Task description =>
All of the data below must be repeated exactly.

BEGIN Given records

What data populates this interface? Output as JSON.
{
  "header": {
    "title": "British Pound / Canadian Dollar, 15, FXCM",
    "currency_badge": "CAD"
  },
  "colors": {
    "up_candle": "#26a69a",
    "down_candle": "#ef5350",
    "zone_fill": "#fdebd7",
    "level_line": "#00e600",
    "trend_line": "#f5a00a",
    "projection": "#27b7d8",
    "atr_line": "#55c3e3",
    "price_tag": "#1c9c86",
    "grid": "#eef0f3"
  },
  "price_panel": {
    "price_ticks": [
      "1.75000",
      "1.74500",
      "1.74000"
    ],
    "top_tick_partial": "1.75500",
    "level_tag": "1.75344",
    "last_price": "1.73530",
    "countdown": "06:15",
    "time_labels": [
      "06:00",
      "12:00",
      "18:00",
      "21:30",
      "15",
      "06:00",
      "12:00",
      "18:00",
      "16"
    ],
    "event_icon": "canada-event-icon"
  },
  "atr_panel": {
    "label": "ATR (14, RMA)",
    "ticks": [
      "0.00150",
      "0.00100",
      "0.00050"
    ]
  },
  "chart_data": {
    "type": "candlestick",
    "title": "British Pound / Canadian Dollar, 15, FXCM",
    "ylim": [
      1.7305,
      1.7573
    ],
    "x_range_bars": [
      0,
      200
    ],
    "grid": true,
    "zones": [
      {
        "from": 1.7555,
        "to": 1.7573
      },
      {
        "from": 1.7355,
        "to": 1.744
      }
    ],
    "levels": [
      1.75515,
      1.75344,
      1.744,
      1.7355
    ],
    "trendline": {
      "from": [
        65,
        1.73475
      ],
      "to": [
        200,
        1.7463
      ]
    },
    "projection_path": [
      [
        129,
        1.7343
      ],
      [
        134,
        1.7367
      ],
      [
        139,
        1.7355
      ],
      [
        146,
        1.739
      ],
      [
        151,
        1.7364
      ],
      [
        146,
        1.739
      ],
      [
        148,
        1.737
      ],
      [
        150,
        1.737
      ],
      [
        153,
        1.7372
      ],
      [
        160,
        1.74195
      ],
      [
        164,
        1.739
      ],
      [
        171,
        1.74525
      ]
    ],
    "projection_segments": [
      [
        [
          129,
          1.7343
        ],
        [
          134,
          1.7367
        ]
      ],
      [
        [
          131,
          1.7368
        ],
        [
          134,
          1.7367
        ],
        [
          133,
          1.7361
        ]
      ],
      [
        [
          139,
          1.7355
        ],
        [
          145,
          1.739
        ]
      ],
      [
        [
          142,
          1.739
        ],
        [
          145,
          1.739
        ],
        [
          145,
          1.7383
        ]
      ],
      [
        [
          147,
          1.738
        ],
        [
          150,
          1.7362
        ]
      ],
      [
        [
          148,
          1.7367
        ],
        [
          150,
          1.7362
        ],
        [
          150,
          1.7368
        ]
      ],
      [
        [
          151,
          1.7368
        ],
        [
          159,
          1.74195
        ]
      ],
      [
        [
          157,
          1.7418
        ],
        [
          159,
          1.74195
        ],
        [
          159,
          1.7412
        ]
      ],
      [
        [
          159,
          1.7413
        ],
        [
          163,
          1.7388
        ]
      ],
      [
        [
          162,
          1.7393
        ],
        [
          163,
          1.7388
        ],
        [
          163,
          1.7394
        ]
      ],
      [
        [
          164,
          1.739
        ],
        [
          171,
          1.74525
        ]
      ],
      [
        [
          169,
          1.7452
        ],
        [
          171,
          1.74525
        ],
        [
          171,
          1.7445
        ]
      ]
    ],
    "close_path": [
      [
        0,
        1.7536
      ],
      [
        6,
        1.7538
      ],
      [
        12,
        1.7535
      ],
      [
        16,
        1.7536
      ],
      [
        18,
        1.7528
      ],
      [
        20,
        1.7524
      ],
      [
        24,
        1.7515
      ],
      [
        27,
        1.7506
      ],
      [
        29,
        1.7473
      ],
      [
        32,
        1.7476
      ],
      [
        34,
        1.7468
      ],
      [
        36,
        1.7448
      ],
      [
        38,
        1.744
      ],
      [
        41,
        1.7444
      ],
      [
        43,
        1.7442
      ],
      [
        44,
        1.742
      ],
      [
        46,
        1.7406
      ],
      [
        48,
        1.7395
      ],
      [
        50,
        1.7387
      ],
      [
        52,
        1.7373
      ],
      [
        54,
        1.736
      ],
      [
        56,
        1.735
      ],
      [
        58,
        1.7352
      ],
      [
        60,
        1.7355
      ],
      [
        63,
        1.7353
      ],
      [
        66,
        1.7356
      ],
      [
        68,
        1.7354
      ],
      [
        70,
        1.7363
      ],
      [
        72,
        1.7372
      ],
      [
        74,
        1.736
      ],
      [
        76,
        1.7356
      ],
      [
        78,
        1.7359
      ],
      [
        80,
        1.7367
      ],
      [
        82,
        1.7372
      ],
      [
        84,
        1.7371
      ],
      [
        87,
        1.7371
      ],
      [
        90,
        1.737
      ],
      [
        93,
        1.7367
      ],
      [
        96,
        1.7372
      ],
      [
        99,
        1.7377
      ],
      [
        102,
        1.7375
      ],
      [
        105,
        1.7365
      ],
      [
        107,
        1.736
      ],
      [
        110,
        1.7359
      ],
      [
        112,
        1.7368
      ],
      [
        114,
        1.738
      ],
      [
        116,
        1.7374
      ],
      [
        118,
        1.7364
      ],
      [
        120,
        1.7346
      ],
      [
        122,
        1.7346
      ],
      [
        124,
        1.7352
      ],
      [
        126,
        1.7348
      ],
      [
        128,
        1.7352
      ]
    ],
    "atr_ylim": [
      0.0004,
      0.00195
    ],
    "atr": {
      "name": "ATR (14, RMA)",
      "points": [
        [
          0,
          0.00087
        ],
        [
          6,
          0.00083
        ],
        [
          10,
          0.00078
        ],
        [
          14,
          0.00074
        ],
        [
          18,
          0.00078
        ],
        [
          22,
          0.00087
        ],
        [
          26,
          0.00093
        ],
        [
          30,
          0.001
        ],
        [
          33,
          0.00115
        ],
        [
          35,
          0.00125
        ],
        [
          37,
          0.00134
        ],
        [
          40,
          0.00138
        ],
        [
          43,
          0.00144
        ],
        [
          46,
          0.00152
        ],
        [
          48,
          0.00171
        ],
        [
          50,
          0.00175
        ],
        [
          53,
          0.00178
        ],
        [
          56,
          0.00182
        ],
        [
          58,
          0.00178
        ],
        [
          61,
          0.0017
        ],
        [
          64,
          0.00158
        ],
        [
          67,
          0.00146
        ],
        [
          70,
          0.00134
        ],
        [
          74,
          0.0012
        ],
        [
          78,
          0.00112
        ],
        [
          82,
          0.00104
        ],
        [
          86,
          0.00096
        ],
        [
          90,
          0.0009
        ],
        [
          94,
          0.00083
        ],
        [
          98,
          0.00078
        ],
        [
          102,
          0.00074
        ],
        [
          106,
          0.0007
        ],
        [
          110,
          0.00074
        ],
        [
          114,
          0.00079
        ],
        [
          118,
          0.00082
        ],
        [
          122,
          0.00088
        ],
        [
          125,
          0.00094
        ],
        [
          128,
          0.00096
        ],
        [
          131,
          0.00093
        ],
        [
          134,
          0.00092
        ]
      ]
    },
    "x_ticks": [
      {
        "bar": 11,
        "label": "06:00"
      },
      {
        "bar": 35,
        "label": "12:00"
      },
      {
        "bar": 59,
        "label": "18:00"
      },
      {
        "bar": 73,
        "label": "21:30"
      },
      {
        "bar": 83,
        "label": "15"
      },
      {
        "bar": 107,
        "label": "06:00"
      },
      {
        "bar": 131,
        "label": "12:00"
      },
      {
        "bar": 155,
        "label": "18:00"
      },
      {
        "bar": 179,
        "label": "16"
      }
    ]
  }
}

END Given records

Exercise result =>
What data populates this interface? Output as JSON.
{
  "header": {
    "title": "British Pound / Canadian Dollar, 15, FXCM",
    "currency_badge": "CAD"
  },
  "colors": {
    "up_candle": "#26a69a",
    "down_candle": "#ef5350",
    "zone_fill": "#fdebd7",
    "level_line": "#00e600",
    "trend_line": "#f5a00a",
    "projection": "#27b7d8",
    "atr_line": "#55c3e3",
    "price_tag": "#1c9c86",
    "grid": "#eef0f3"
  },
  "price_panel": {
    "price_ticks": [
      "1.75000",
      "1.74500",
      "1.74000"
    ],
    "top_tick_partial": "1.75500",
    "level_tag": "1.75344",
    "last_price": "1.73530",
    "countdown": "06:15",
    "time_labels": [
      "06:00",
      "12:00",
      "18:00",
      "21:30",
      "15",
      "06:00",
      "12:00",
      "18:00",
      "16"
    ],
    "event_icon": "canada-event-icon"
  },
  "atr_panel": {
    "label": "ATR (14, RMA)",
    "ticks": [
      "0.00150",
      "0.00100",
      "0.00050"
    ]
  },
  "chart_data": {
    "type": "candlestick",
    "title": "British Pound / Canadian Dollar, 15, FXCM",
    "ylim": [
      1.7305,
      1.7573
    ],
    "x_range_bars": [
      0,
      200
    ],
    "grid": true,
    "zones": [
      {
        "from": 1.7555,
        "to": 1.7573
      },
      {
        "from": 1.7355,
        "to": 1.744
      }
    ],
    "levels": [
      1.75515,
      1.75344,
      1.744,
      1.7355
    ],
    "trendline": {
      "from": [
        65,
        1.73475
      ],
      "to": [
        200,
        1.7463
      ]
    },
    "projection_path": [
      [
        129,
        1.7343
      ],
      [
        134,
        1.7367
      ],
      [
        139,
        1.7355
      ],
      [
        146,
        1.739
      ],
      [
        151,
        1.7364
      ],
      [
        146,
        1.739
      ],
      [
        148,
        1.737
      ],
      [
        150,
        1.737
      ],
      [
        153,
        1.7372
      ],
      [
        160,
        1.74195
      ],
      [
        164,
        1.739
      ],
      [
        171,
        1.74525
      ]
    ],
    "projection_segments": [
      [
        [
          129,
          1.7343
        ],
        [
          134,
          1.7367
        ]
      ],
      [
        [
          131,
          1.7368
        ],
        [
          134,
          1.7367
        ],
        [
          133,
          1.7361
        ]
      ],
      [
        [
          139,
          1.7355
        ],
        [
          145,
          1.739
        ]
      ],
      [
        [
          142,
          1.739
        ],
        [
          145,
          1.739
        ],
        [
          145,
          1.7383
        ]
      ],
      [
        [
          147,
          1.738
        ],
        [
          150,
          1.7362
        ]
      ],
      [
        [
          148,
          1.7367
        ],
        [
          150,
          1.7362
        ],
        [
          150,
          1.7368
        ]
      ],
      [
        [
          151,
          1.7368
        ],
        [
          159,
          1.74195
        ]
      ],
      [
        [
          157,
          1.7418
        ],
        [
          159,
          1.74195
        ],
        [
          159,
          1.7412
        ]
      ],
      [
        [
          159,
          1.7413
        ],
        [
          163,
          1.7388
        ]
      ],
      [
        [
          162,
          1.7393
        ],
        [
          163,
          1.7388
        ],
        [
          163,
          1.7394
        ]
      ],
      [
        [
          164,
          1.739
        ],
        [
          171,
          1.74525
        ]
      ],
      [
        [
          169,
          1.7452
        ],
        [
          171,
          1.74525
        ],
        [
          171,
          1.7445
        ]
      ]
    ],
    "close_path": [
      [
        0,
        1.7536
      ],
      [
        6,
        1.7538
      ],
      [
        12,
        1.7535
      ],
      [
        16,
        1.7536
      ],
      [
        18,
        1.7528
      ],
      [
        20,
        1.7524
      ],
      [
        24,
        1.7515
      ],
      [
        27,
        1.7506
      ],
      [
        29,
        1.7473
      ],
      [
        32,
        1.7476
      ],
      [
        34,
        1.7468
      ],
      [
        36,
        1.7448
      ],
      [
        38,
        1.744
      ],
      [
        41,
        1.7444
      ],
      [
        43,
        1.7442
      ],
      [
        44,
        1.742
      ],
      [
        46,
        1.7406
      ],
      [
        48,
        1.7395
      ],
      [
        50,
        1.7387
      ],
      [
        52,
        1.7373
      ],
      [
        54,
        1.736
      ],
      [
        56,
        1.735
      ],
      [
        58,
        1.7352
      ],
      [
        60,
        1.7355
      ],
      [
        63,
        1.7353
      ],
      [
        66,
        1.7356
      ],
      [
        68,
        1.7354
      ],
      [
        70,
        1.7363
      ],
      [
        72,
        1.7372
      ],
      [
        74,
        1.736
      ],
      [
        76,
        1.7356
      ],
      [
        78,
        1.7359
      ],
      [
        80,
        1.7367
      ],
      [
        82,
        1.7372
      ],
      [
        84,
        1.7371
      ],
      [
        87,
        1.7371
      ],
      [
        90,
        1.737
      ],
      [
        93,
        1.7367
      ],
      [
        96,
        1.7372
      ],
      [
        99,
        1.7377
      ],
      [
        102,
        1.7375
      ],
      [
        105,
        1.7365
      ],
      [
        107,
        1.736
      ],
      [
        110,
        1.7359
      ],
      [
        112,
        1.7368
      ],
      [
        114,
        1.738
      ],
      [
        116,
        1.7374
      ],
      [
        118,
        1.7364
      ],
      [
        120,
        1.7346
      ],
      [
        122,
        1.7346
      ],
      [
        124,
        1.7352
      ],
      [
        126,
        1.7348
      ],
      [
        128,
        1.7352
      ]
    ],
    "atr_ylim": [
      0.0004,
      0.00195
    ],
    "atr": {
      "name": "ATR (14, RMA)",
      "points": [
        [
          0,
          0.00087
        ],
        [
          6,
          0.00083
        ],
        [
          10,
          0.00078
        ],
        [
          14,
          0.00074
        ],
        [
          18,
          0.00078
        ],
        [
          22,
          0.00087
        ],
        [
          26,
          0.00093
        ],
        [
          30,
          0.001
        ],
        [
          33,
          0.00115
        ],
        [
          35,
          0.00125
        ],
        [
          37,
          0.00134
        ],
        [
          40,
          0.00138
        ],
        [
          43,
          0.00144
        ],
        [
          46,
          0.00152
        ],
        [
          48,
          0.00171
        ],
        [
          50,
          0.00175
        ],
        [
          53,
          0.00178
        ],
        [
          56,
          0.00182
        ],
        [
          58,
          0.00178
        ],
        [
          61,
          0.0017
        ],
        [
          64,
          0.00158
        ],
        [
          67,
          0.00146
        ],
        [
          70,
          0.00134
        ],
        [
          74,
          0.0012
        ],
        [
          78,
          0.00112
        ],
        [
          82,
          0.00104
        ],
        [
          86,
          0.00096
        ],
        [
          90,
          0.0009
        ],
        [
          94,
          0.00083
        ],
        [
          98,
          0.00078
        ],
        [
          102,
          0.00074
        ],
        [
          106,
          0.0007
        ],
        [
          110,
          0.00074
        ],
        [
          114,
          0.00079
        ],
        [
          118,
          0.00082
        ],
        [
          122,
          0.00088
        ],
        [
          125,
          0.00094
        ],
        [
          128,
          0.00096
        ],
        [
          131,
          0.00093
        ],
        [
          134,
          0.00092
        ]
      ]
    },
    "x_ticks": [
      {
        "bar": 11,
        "label": "06:00"
      },
      {
        "bar": 35,
        "label": "12:00"
      },
      {
        "bar": 59,
        "label": "18:00"
      },
      {
        "bar": 73,
        "label": "21:30"
      },
      {
        "bar": 83,
        "label": "15"
      },
      {
        "bar": 107,
        "label": "06:00"
      },
      {
        "bar": 131,
        "label": "12:00"
      },
      {
        "bar": 155,
        "label": "18:00"
      },
      {
        "bar": 179,
        "label": "16"
      }
    ]
  }
}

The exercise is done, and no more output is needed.